Reproduce the line that holds "OCR this image." together with all the lines after it up to the end of the entries.
===== SUPPLIED RECORDS
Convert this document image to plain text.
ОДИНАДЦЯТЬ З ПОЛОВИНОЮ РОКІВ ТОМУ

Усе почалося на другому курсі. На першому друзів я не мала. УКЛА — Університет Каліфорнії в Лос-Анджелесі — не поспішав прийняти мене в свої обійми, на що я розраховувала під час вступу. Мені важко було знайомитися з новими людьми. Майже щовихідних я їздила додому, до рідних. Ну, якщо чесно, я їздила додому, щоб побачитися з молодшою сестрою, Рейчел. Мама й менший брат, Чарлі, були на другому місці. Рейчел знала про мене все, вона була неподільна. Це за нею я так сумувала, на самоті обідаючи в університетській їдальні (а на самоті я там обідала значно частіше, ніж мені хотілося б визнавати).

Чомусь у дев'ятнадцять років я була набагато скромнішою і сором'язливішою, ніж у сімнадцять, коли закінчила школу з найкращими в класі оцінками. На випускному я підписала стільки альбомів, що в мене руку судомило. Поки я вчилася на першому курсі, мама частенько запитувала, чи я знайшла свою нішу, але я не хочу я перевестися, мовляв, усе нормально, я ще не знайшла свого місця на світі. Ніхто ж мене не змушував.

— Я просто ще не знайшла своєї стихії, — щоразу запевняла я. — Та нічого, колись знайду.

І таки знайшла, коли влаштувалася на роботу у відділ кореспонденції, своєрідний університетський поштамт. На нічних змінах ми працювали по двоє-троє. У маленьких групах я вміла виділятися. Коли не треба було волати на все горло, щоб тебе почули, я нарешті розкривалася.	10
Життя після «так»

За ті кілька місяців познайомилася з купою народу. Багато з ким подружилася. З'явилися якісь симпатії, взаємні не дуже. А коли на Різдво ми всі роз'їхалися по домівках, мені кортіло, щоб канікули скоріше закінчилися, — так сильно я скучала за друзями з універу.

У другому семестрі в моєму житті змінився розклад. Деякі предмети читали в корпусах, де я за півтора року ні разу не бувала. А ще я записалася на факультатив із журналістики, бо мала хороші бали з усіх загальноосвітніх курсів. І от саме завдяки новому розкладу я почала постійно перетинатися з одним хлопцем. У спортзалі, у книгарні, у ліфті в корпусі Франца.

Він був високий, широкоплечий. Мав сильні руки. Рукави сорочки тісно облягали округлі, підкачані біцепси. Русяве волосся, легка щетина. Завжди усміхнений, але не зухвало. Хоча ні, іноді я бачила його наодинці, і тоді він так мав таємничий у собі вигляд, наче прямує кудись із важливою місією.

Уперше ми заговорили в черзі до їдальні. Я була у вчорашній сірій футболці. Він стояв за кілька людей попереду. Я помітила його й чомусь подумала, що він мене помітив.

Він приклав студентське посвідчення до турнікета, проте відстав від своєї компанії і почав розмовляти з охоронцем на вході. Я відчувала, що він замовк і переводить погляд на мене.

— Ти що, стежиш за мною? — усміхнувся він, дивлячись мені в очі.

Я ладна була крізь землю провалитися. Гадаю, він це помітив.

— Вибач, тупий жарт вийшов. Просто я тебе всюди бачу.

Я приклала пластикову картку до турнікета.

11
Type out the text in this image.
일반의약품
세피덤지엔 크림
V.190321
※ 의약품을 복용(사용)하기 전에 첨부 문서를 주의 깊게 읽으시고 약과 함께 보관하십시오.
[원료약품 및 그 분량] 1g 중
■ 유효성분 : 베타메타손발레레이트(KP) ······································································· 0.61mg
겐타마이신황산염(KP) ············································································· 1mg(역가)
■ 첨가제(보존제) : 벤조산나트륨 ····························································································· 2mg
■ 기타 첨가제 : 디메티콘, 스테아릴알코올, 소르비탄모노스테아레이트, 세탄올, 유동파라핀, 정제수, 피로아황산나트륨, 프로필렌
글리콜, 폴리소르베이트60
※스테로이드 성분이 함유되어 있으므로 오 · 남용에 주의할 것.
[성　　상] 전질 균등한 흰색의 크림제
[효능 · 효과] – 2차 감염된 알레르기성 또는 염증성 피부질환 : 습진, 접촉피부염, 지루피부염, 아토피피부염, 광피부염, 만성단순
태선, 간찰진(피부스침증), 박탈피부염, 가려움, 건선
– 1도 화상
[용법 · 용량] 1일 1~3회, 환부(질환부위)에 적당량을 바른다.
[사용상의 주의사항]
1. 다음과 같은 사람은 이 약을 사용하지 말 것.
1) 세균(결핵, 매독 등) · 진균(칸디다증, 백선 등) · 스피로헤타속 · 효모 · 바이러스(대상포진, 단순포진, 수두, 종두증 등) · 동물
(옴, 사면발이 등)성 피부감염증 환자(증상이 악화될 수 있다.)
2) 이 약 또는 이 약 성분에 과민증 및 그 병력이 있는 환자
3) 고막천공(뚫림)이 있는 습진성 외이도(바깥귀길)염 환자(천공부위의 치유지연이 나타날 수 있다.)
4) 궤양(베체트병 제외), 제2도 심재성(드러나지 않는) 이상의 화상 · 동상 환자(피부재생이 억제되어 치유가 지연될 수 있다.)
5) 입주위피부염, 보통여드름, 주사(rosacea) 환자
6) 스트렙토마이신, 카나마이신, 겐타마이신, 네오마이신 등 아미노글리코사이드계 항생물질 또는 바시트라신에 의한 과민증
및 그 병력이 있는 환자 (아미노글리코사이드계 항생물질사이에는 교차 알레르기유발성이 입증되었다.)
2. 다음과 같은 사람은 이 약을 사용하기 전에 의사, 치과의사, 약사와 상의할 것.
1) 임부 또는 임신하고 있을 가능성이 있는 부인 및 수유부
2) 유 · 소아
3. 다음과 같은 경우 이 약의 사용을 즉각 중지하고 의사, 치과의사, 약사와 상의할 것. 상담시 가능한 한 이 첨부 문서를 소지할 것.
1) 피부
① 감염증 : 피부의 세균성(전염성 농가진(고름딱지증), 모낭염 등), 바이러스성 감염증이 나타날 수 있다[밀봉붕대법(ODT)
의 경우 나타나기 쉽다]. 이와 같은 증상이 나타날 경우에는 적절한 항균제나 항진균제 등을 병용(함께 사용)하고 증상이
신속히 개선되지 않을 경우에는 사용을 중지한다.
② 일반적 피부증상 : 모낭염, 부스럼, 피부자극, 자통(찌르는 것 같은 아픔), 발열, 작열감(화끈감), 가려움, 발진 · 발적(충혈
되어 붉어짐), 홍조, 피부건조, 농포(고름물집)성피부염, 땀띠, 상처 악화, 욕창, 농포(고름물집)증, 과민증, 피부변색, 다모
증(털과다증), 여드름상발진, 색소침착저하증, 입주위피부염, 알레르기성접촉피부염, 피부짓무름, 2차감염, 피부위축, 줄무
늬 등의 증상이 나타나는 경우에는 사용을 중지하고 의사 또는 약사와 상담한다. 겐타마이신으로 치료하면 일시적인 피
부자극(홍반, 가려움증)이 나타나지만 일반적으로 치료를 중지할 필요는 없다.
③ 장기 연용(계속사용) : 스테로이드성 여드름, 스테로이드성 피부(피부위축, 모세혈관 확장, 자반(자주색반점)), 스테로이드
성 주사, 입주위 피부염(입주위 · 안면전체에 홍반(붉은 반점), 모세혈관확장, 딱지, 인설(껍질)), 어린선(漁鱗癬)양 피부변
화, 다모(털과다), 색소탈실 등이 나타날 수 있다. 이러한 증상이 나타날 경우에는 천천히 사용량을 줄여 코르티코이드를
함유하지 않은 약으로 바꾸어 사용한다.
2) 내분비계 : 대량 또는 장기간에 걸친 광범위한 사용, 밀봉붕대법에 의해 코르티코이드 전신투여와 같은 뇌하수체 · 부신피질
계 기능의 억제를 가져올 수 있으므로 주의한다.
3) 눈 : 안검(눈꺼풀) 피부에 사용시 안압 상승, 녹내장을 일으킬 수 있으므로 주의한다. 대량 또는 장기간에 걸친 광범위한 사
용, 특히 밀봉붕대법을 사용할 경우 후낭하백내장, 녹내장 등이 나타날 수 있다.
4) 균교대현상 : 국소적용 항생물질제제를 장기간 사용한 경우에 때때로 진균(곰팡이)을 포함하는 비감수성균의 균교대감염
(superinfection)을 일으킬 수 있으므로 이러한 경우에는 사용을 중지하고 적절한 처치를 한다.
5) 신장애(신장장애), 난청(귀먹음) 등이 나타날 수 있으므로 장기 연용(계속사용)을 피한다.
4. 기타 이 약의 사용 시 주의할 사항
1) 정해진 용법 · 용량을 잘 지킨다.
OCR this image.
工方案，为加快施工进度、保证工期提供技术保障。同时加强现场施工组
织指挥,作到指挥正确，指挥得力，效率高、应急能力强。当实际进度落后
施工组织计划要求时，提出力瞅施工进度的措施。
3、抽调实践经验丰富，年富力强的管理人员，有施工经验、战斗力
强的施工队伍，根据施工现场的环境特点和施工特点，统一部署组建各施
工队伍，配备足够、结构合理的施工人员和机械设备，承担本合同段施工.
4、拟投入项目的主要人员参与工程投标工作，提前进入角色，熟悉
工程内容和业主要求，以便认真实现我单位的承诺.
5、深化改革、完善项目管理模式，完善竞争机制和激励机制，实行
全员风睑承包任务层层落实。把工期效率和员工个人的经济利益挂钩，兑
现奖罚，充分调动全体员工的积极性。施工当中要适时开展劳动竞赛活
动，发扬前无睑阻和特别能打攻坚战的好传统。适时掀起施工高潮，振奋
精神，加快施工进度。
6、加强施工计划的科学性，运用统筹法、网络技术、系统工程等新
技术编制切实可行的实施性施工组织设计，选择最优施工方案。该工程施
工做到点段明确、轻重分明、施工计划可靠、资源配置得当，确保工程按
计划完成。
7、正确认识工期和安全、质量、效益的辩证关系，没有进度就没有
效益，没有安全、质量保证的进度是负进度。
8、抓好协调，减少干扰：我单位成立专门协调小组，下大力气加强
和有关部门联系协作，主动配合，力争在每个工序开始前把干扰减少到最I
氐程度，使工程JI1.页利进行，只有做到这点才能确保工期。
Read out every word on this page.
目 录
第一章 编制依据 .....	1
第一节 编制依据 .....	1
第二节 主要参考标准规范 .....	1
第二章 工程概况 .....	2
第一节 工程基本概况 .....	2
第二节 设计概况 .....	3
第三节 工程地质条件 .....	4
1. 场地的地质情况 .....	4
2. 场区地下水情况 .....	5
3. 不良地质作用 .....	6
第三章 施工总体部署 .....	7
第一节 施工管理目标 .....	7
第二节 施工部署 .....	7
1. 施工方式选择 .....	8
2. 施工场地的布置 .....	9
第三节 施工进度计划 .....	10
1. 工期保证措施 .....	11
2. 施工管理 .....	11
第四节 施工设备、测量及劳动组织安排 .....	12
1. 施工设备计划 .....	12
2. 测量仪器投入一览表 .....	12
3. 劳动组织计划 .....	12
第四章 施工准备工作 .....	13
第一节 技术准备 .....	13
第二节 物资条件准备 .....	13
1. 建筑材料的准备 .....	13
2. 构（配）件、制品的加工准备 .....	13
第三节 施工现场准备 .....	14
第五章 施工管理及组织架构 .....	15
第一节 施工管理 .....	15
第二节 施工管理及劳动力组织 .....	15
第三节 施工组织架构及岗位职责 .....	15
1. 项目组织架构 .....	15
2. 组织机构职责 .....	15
==========
OUTPUT BELOW:
OCR this image.
工方案，为加快施工进度、保证工期提供技术保障。同时加强现场施工组
织指挥,作到指挥正确，指挥得力，效率高、应急能力强。当实际进度落后
施工组织计划要求时，提出力瞅施工进度的措施。
3、抽调实践经验丰富，年富力强的管理人员，有施工经验、战斗力
强的施工队伍，根据施工现场的环境特点和施工特点，统一部署组建各施
工队伍，配备足够、结构合理的施工人员和机械设备，承担本合同段施工.
4、拟投入项目的主要人员参与工程投标工作，提前进入角色，熟悉
工程内容和业主要求，以便认真实现我单位的承诺.
5、深化改革、完善项目管理模式，完善竞争机制和激励机制，实行
全员风睑承包任务层层落实。把工期效率和员工个人的经济利益挂钩，兑
现奖罚，充分调动全体员工的积极性。施工当中要适时开展劳动竞赛活
动，发扬前无睑阻和特别能打攻坚战的好传统。适时掀起施工高潮，振奋
精神，加快施工进度。
6、加强施工计划的科学性，运用统筹法、网络技术、系统工程等新
技术编制切实可行的实施性施工组织设计，选择最优施工方案。该工程施
工做到点段明确、轻重分明、施工计划可靠、资源配置得当，确保工程按
计划完成。
7、正确认识工期和安全、质量、效益的辩证关系，没有进度就没有
效益，没有安全、质量保证的进度是负进度。
8、抓好协调，减少干扰：我单位成立专门协调小组，下大力气加强
和有关部门联系协作，主动配合，力争在每个工序开始前把干扰减少到最I
氐程度，使工程JI1.页利进行，只有做到这点才能确保工期。
Read out every word on this page.
目 录
第一章 编制依据 .....	1
第一节 编制依据 .....	1
第二节 主要参考标准规范 .....	1
第二章 工程概况 .....	2
第一节 工程基本概况 .....	2
第二节 设计概况 .....	3
第三节 工程地质条件 .....	4
1. 场地的地质情况 .....	4
2. 场区地下水情况 .....	5
3. 不良地质作用 .....	6
第三章 施工总体部署 .....	7
第一节 施工管理目标 .....	7
第二节 施工部署 .....	7
1. 施工方式选择 .....	8
2. 施工场地的布置 .....	9
第三节 施工进度计划 .....	10
1. 工期保证措施 .....	11
2. 施工管理 .....	11
第四节 施工设备、测量及劳动组织安排 .....	12
1. 施工设备计划 .....	12
2. 测量仪器投入一览表 .....	12
3. 劳动组织计划 .....	12
第四章 施工准备工作 .....	13
第一节 技术准备 .....	13
第二节 物资条件准备 .....	13
1. 建筑材料的准备 .....	13
2. 构（配）件、制品的加工准备 .....	13
第三节 施工现场准备 .....	14
第五章 施工管理及组织架构 .....	15
第一节 施工管理 .....	15
第二节 施工管理及劳动力组织 .....	15
第三节 施工组织架构及岗位职责 .....	15
1. 项目组织架构 .....	15
2. 组织机构职责 .....	15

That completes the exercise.